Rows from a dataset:
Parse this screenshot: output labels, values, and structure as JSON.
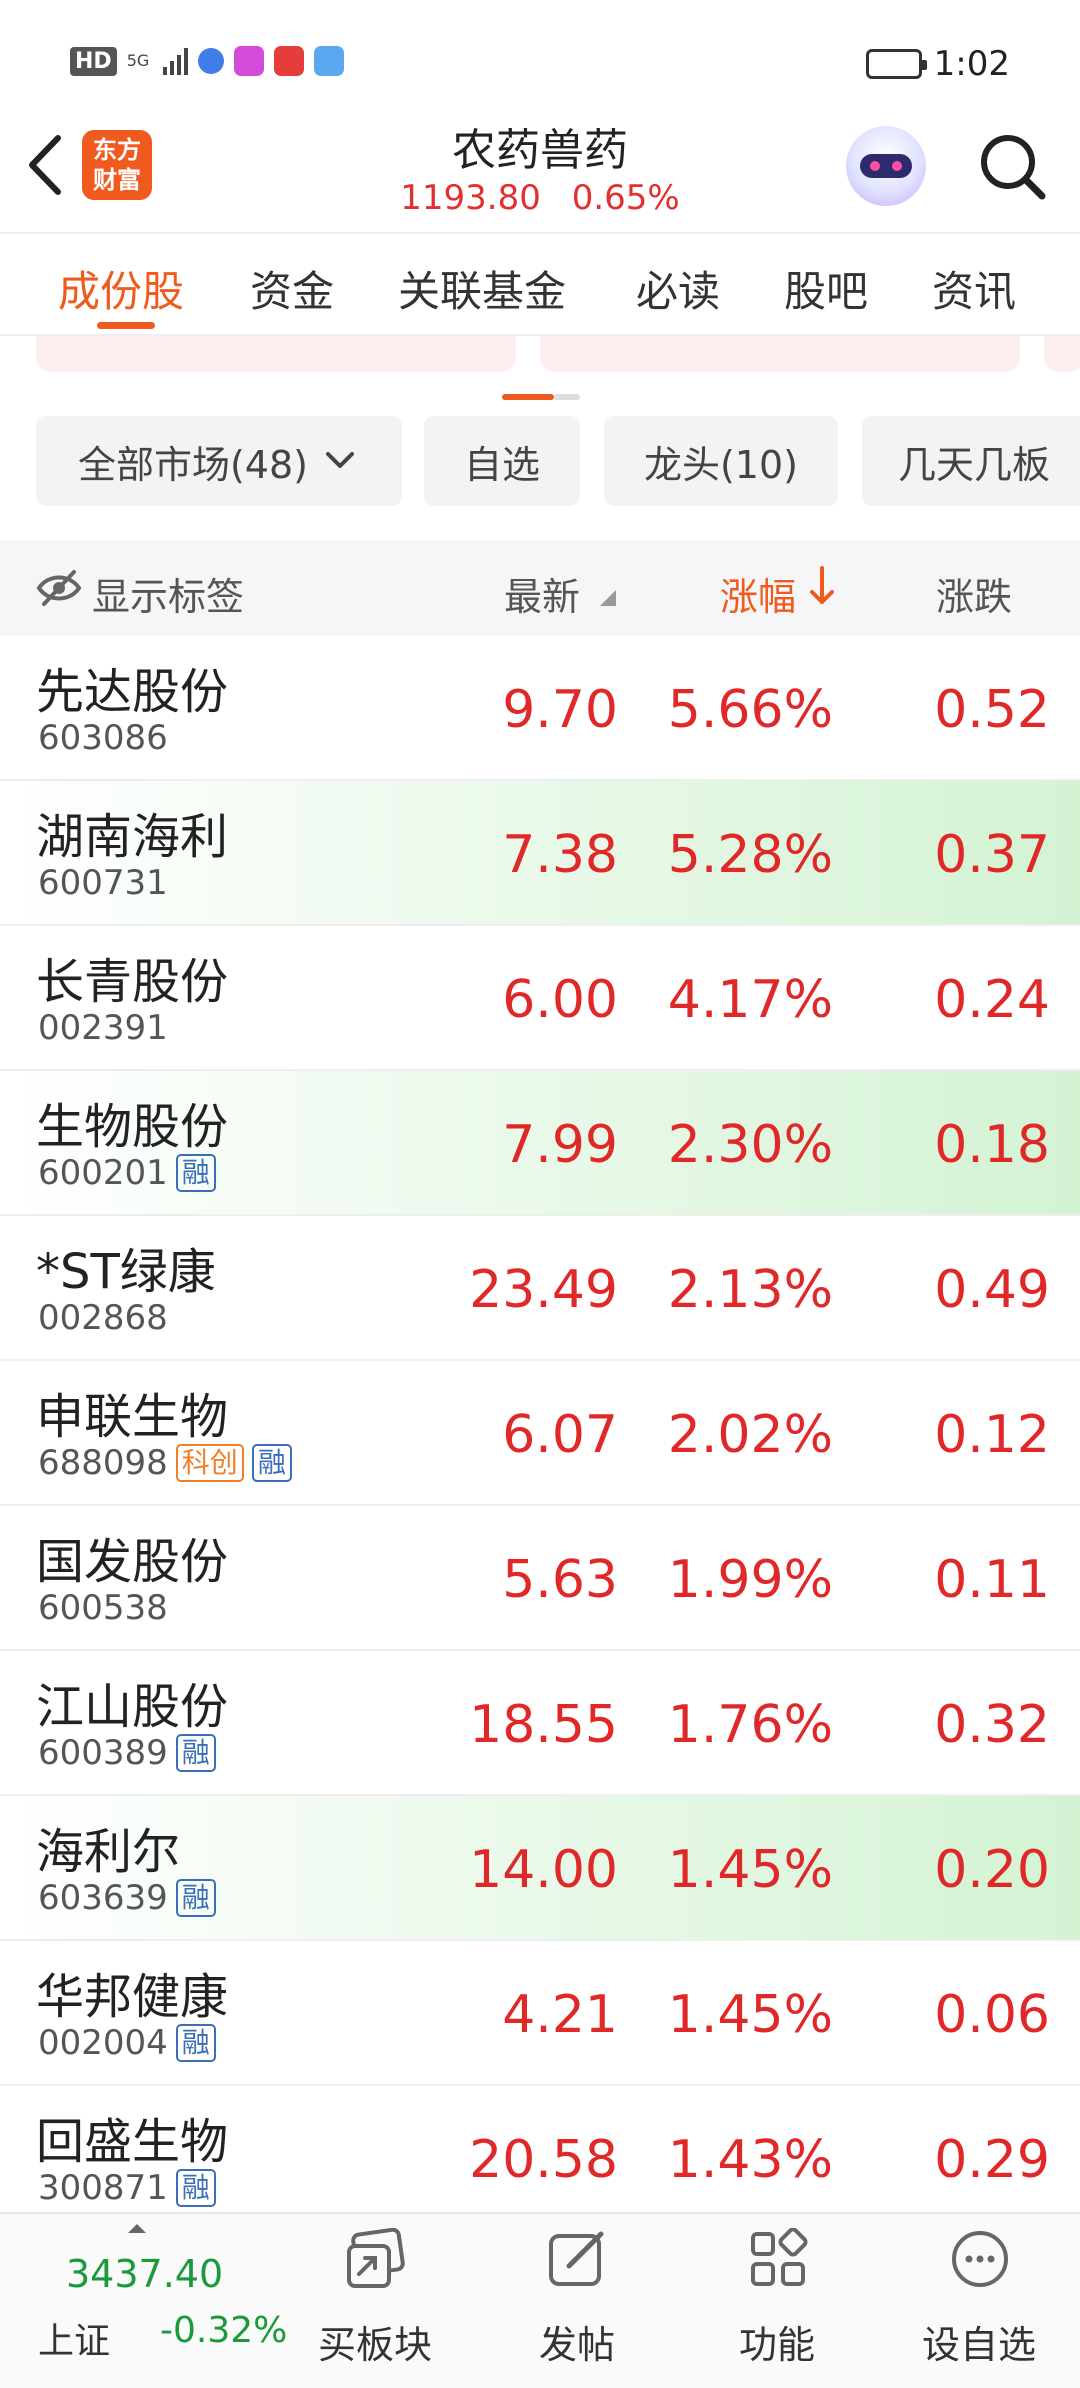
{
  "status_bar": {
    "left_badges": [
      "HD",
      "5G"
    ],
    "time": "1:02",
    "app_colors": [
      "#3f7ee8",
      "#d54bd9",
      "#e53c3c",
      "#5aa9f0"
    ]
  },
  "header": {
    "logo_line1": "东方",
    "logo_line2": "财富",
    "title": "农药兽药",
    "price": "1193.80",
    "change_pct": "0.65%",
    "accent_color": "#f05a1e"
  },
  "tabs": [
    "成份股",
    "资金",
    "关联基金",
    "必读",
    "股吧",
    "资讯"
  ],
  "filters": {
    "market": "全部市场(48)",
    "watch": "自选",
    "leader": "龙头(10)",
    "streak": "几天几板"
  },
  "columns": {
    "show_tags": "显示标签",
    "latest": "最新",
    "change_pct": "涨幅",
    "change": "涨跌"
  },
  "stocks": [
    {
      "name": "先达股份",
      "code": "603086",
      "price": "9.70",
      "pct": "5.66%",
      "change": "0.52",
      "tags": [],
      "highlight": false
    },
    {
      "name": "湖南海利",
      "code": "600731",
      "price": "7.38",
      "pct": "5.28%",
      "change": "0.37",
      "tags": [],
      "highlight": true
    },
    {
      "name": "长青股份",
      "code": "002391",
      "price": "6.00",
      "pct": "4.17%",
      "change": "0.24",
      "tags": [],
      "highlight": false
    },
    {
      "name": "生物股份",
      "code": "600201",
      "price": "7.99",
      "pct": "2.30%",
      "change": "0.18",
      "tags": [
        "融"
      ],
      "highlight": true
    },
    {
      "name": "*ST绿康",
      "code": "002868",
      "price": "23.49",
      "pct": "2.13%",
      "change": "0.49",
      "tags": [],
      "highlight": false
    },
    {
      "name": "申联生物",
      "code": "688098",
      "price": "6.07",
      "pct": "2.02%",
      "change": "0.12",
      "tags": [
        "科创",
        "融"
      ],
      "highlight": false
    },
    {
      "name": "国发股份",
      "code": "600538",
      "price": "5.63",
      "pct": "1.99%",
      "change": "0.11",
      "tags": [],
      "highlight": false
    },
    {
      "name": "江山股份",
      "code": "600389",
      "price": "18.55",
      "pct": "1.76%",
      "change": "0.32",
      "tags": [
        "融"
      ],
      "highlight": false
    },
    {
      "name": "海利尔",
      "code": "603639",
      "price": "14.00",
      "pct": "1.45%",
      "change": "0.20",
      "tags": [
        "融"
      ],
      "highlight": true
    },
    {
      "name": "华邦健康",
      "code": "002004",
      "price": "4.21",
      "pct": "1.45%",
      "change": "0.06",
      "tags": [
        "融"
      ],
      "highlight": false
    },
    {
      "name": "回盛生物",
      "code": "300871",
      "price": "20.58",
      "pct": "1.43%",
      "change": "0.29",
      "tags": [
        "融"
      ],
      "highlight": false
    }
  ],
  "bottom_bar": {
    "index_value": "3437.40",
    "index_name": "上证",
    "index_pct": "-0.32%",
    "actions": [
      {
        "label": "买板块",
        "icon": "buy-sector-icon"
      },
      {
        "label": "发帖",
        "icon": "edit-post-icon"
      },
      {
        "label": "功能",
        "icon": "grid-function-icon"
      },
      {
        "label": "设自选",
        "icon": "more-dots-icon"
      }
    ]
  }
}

==

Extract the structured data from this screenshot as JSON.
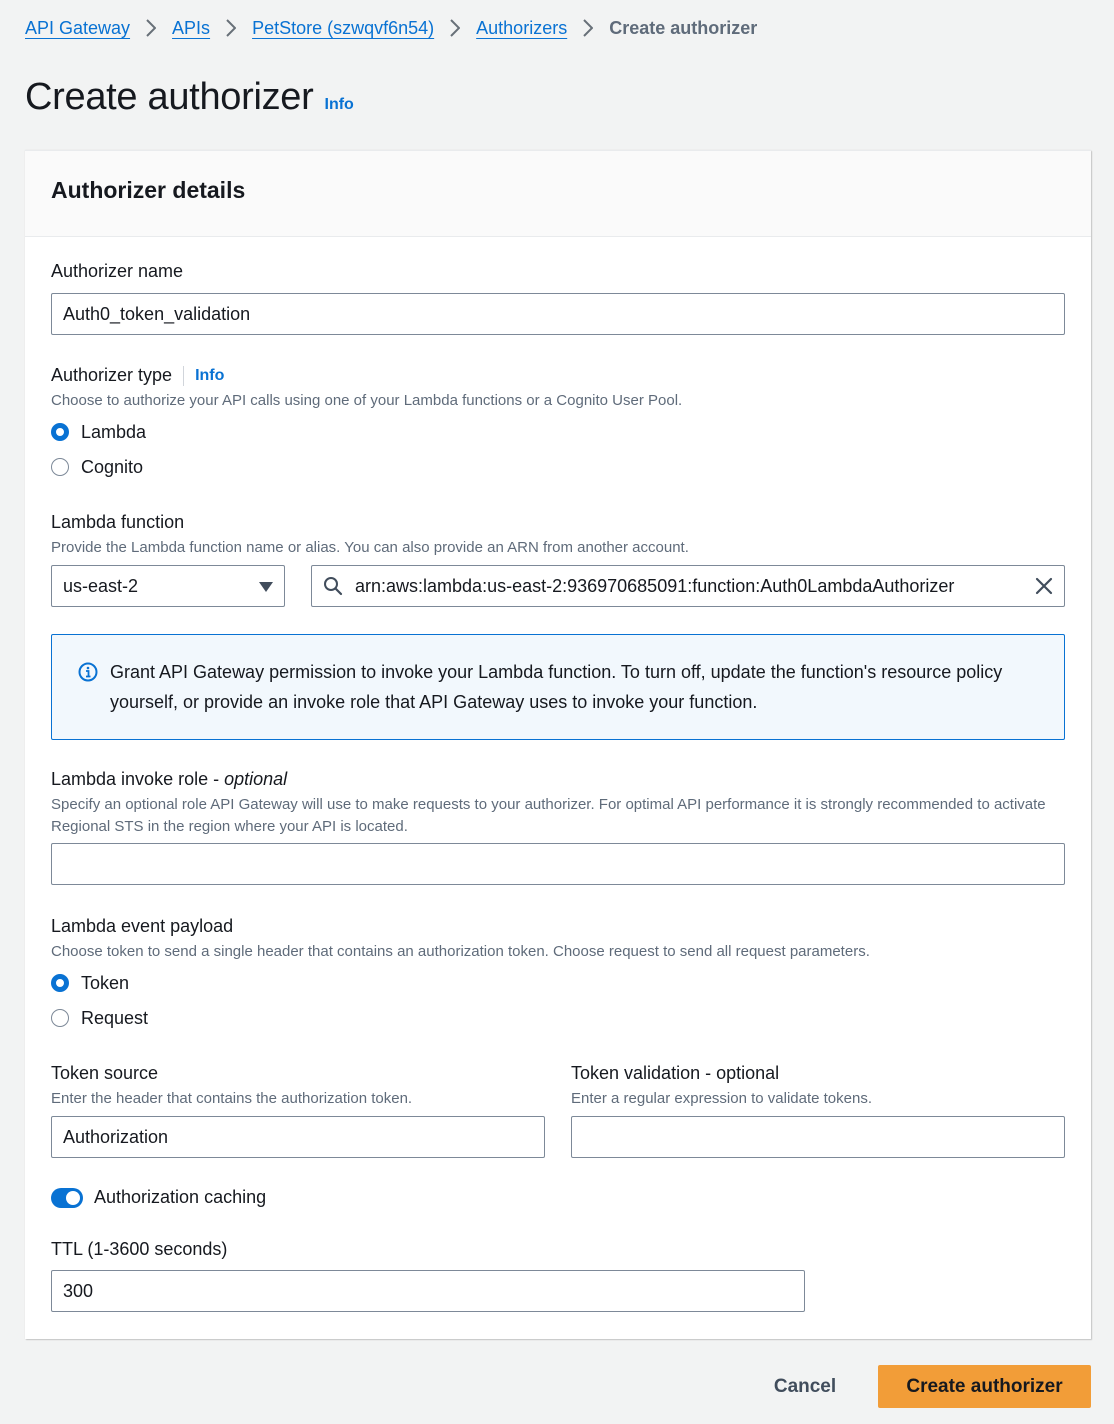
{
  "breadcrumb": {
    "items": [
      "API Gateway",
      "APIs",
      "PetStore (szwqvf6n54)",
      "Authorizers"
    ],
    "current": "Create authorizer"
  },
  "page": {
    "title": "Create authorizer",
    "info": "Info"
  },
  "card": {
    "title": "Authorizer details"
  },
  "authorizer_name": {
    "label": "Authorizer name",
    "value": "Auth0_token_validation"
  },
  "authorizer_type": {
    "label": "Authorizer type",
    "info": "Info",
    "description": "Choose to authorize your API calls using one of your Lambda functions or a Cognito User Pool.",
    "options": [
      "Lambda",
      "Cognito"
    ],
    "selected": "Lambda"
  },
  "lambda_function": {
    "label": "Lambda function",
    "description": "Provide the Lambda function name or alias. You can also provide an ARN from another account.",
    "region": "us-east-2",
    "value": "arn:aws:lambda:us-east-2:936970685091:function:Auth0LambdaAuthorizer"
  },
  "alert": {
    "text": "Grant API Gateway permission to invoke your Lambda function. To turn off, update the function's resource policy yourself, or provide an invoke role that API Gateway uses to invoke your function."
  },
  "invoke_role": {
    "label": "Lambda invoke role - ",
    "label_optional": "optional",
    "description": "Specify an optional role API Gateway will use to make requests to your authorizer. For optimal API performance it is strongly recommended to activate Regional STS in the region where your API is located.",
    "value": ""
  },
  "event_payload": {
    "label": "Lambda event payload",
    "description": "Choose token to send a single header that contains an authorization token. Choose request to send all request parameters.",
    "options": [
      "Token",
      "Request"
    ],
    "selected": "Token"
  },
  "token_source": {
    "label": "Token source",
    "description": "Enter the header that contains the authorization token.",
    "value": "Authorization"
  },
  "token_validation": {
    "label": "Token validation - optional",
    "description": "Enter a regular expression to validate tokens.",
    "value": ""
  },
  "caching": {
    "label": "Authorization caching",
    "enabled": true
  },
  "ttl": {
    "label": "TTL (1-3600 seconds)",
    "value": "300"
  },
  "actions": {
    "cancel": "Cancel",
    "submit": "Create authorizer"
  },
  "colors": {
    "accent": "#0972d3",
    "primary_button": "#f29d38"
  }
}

==

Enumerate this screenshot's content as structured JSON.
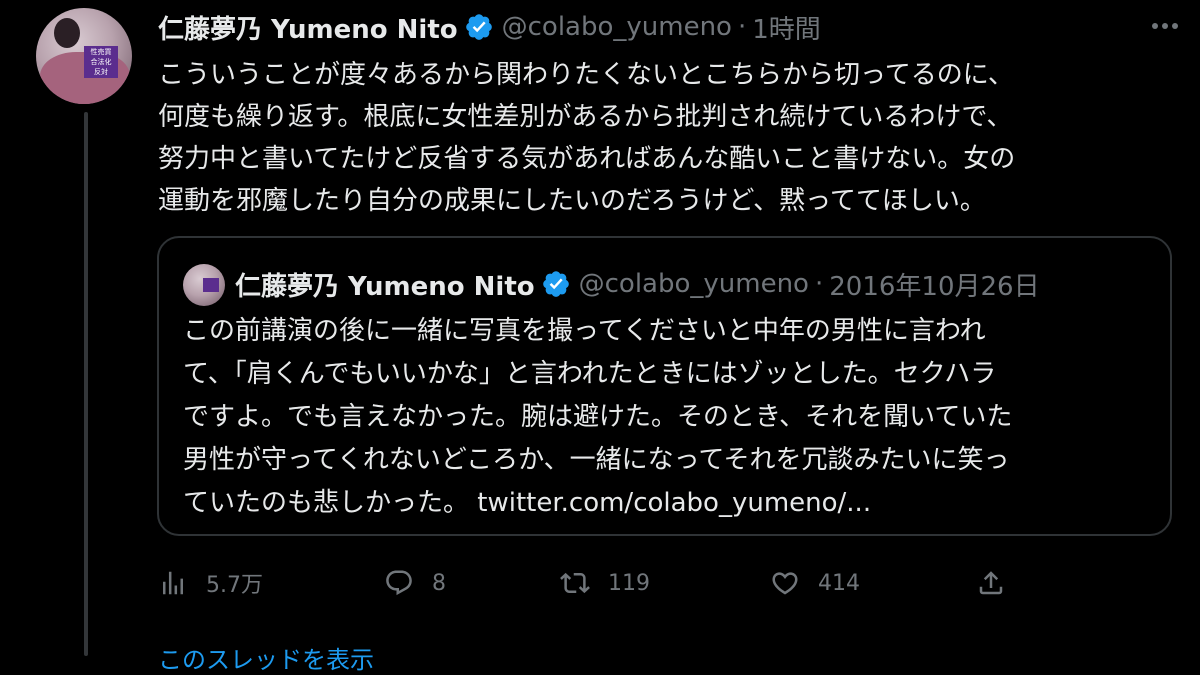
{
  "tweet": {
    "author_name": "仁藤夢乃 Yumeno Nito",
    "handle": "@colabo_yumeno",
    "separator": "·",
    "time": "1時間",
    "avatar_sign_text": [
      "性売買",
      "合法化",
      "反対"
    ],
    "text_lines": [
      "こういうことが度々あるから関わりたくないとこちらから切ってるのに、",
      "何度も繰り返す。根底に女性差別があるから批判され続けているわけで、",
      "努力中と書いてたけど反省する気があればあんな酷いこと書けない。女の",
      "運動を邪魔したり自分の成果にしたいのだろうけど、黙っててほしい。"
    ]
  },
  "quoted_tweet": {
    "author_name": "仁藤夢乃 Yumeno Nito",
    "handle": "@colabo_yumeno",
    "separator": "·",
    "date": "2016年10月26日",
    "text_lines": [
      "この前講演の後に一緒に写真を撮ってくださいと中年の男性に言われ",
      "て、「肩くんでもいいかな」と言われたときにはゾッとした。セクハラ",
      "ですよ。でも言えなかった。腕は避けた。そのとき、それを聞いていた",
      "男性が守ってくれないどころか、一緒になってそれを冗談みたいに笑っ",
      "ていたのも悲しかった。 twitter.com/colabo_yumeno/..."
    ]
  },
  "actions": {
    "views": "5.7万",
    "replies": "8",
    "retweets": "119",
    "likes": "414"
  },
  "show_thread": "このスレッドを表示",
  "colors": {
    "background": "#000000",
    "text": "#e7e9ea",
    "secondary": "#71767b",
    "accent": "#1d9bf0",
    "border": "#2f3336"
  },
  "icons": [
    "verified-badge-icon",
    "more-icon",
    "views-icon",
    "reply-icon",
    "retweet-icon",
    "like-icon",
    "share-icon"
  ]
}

Stated problem: Determine the number of lines in the records that include the string "price", and respond with that number only.

Correct answer: 12